■ EXERCISE DIRECTIONS:
Write out every entry exactly as given, but omit the pictures.
## start
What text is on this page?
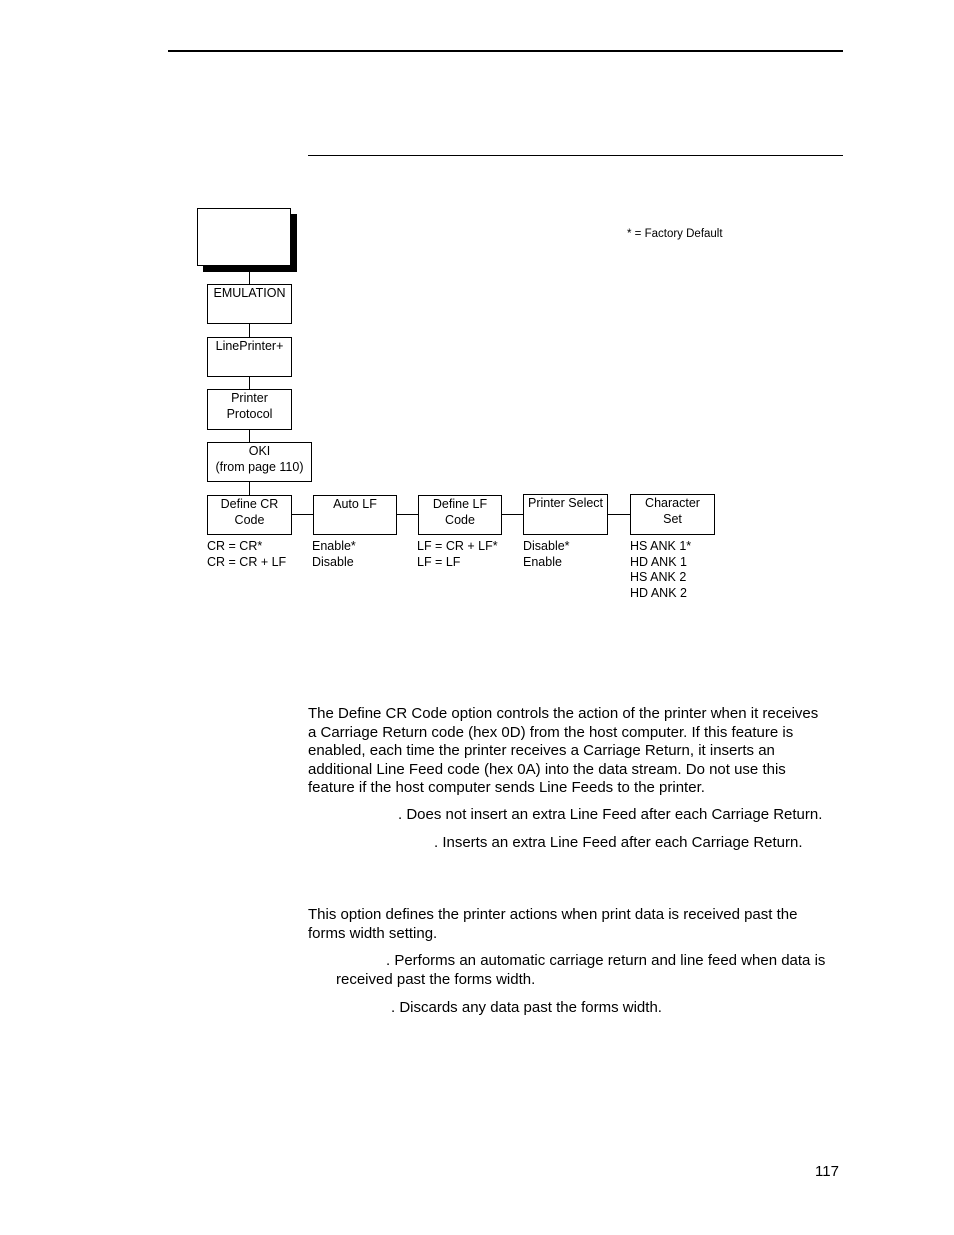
* = Factory Default
EMULATION
LinePrinter+
Printer
Protocol
OKI
(from page 110)
Define CR
Code
Auto LF	Define LF
Code
Printer Select	Character
Set
CR = CR*
CR = CR + LF
Enable*
Disable
LF = CR + LF*
LF = LF
Disable*
Enable
HS ANK 1*
HD ANK 1
HS ANK 2
HD ANK 2
The Define CR Code option controls the action of the printer when it receives
a Carriage Return code (hex 0D) from the host computer. If this feature is
enabled, each time the printer receives a Carriage Return, it inserts an
additional Line Feed code (hex 0A) into the data stream. Do not use this
feature if the host computer sends Line Feeds to the printer.
. Does not insert an extra Line Feed after each Carriage Return.
. Inserts an extra Line Feed after each Carriage Return.
This option defines the printer actions when print data is received past the
forms width setting.
. Performs an automatic carriage return and line feed when data is
received past the forms width.
. Discards any data past the forms width.
117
## end
■ WORKED SOLUTION:
What text is on this page?
* = Factory Default
EMULATION
LinePrinter+
Printer
Protocol
OKI
(from page 110)
Define CR
Code
Auto LF	Define LF
Code
Printer Select	Character
Set
CR = CR*
CR = CR + LF
Enable*
Disable
LF = CR + LF*
LF = LF
Disable*
Enable
HS ANK 1*
HD ANK 1
HS ANK 2
HD ANK 2
The Define CR Code option controls the action of the printer when it receives
a Carriage Return code (hex 0D) from the host computer. If this feature is
enabled, each time the printer receives a Carriage Return, it inserts an
additional Line Feed code (hex 0A) into the data stream. Do not use this
feature if the host computer sends Line Feeds to the printer.
. Does not insert an extra Line Feed after each Carriage Return.
. Inserts an extra Line Feed after each Carriage Return.
This option defines the printer actions when print data is received past the
forms width setting.
. Performs an automatic carriage return and line feed when data is
received past the forms width.
. Discards any data past the forms width.
117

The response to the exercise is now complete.